Exercise directions → Track down the lines that contain "April" and copy them.

Excerpted data →
--- begin ---

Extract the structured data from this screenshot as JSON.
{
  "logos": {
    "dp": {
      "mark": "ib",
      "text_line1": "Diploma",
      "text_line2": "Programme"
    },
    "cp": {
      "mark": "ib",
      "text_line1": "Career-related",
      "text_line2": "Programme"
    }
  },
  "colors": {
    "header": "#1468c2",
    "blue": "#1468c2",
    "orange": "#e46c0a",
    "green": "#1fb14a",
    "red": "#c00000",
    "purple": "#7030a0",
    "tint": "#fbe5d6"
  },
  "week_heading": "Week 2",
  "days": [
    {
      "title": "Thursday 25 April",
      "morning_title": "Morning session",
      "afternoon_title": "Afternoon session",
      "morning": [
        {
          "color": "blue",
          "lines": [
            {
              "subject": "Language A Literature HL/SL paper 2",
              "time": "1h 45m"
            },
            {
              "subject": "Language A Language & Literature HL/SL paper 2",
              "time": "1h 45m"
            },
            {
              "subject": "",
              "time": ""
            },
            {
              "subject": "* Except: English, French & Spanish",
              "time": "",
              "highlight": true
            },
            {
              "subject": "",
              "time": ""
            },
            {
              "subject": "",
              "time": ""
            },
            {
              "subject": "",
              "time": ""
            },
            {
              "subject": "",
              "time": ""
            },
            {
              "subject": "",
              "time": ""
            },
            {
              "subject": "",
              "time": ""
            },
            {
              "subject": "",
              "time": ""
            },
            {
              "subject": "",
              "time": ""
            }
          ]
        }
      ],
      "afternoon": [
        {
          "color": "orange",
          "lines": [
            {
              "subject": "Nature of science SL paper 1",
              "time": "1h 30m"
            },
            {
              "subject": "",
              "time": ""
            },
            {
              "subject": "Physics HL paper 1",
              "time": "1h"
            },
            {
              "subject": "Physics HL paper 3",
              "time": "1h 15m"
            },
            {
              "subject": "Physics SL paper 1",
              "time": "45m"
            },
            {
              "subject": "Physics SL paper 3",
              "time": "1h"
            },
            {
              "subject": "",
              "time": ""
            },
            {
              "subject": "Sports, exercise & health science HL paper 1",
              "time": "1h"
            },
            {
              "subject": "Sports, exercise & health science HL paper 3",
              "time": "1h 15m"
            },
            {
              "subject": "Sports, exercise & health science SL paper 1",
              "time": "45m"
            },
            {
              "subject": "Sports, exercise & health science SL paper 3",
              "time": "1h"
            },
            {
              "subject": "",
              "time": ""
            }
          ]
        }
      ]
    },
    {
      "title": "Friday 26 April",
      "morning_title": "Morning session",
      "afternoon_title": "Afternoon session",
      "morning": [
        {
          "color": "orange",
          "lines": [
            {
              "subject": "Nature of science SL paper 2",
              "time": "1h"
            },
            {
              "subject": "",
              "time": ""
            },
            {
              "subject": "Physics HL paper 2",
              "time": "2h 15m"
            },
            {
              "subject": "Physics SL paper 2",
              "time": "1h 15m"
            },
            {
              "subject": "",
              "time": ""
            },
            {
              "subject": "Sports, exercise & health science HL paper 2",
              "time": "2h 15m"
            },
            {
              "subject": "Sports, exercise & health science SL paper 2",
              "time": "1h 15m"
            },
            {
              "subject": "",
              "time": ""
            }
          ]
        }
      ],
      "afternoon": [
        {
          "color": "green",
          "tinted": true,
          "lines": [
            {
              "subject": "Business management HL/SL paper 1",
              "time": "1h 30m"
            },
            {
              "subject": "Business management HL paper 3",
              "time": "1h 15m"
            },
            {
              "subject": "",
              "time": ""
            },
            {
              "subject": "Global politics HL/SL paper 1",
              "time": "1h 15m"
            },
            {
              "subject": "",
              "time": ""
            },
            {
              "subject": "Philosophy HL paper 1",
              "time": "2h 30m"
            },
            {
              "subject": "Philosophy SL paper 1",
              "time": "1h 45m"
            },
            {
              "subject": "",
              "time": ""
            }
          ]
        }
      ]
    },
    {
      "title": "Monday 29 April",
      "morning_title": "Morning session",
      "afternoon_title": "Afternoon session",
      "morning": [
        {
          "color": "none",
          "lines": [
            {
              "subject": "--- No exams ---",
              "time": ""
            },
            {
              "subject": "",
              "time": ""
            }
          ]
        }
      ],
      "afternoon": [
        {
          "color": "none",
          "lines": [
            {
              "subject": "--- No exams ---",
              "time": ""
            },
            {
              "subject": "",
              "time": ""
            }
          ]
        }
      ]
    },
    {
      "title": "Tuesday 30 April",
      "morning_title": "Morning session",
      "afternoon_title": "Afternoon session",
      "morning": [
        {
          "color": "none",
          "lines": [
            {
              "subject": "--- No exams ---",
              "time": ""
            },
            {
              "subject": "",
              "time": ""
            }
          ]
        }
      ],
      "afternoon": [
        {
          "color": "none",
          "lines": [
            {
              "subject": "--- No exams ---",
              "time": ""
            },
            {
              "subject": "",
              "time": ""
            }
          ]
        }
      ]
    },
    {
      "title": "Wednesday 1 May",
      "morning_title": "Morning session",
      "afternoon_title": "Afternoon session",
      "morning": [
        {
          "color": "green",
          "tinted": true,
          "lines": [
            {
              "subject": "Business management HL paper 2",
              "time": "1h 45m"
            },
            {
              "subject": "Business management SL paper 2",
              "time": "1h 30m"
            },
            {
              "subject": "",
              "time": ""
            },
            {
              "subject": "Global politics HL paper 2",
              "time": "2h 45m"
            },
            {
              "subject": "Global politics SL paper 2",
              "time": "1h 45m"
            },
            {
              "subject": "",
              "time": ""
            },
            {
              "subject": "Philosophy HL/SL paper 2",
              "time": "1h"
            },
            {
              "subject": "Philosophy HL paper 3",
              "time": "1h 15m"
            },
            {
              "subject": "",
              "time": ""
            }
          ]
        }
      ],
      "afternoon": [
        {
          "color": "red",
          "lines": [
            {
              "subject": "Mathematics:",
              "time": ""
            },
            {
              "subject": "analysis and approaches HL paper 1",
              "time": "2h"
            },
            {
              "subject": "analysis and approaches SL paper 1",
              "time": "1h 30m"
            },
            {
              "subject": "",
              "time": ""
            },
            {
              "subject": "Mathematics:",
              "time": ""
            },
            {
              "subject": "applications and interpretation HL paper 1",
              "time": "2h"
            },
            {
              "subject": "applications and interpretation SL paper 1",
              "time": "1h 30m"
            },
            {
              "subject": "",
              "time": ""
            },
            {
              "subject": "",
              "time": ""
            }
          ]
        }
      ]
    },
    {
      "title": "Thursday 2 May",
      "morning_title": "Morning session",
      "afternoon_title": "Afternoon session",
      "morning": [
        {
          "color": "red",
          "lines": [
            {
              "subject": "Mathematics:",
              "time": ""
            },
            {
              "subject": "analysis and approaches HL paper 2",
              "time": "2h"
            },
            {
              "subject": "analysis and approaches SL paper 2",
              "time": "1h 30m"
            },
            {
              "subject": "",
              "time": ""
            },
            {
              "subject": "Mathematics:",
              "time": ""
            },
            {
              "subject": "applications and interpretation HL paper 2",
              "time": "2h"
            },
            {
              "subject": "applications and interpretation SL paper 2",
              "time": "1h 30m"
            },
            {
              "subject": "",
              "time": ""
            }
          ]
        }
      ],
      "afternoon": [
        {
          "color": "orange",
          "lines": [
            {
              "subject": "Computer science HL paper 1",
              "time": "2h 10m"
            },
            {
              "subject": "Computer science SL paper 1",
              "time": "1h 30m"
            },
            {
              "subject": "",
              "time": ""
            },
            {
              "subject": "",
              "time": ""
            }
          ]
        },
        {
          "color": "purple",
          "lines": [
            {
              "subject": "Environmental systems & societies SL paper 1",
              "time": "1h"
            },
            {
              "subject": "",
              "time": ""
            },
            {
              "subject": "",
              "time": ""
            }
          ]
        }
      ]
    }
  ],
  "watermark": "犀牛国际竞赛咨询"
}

--- end ---

Result below →
      "title": "Thursday 25 April",
      "title": "Friday 26 April",
      "title": "Monday 29 April",
      "title": "Tuesday 30 April",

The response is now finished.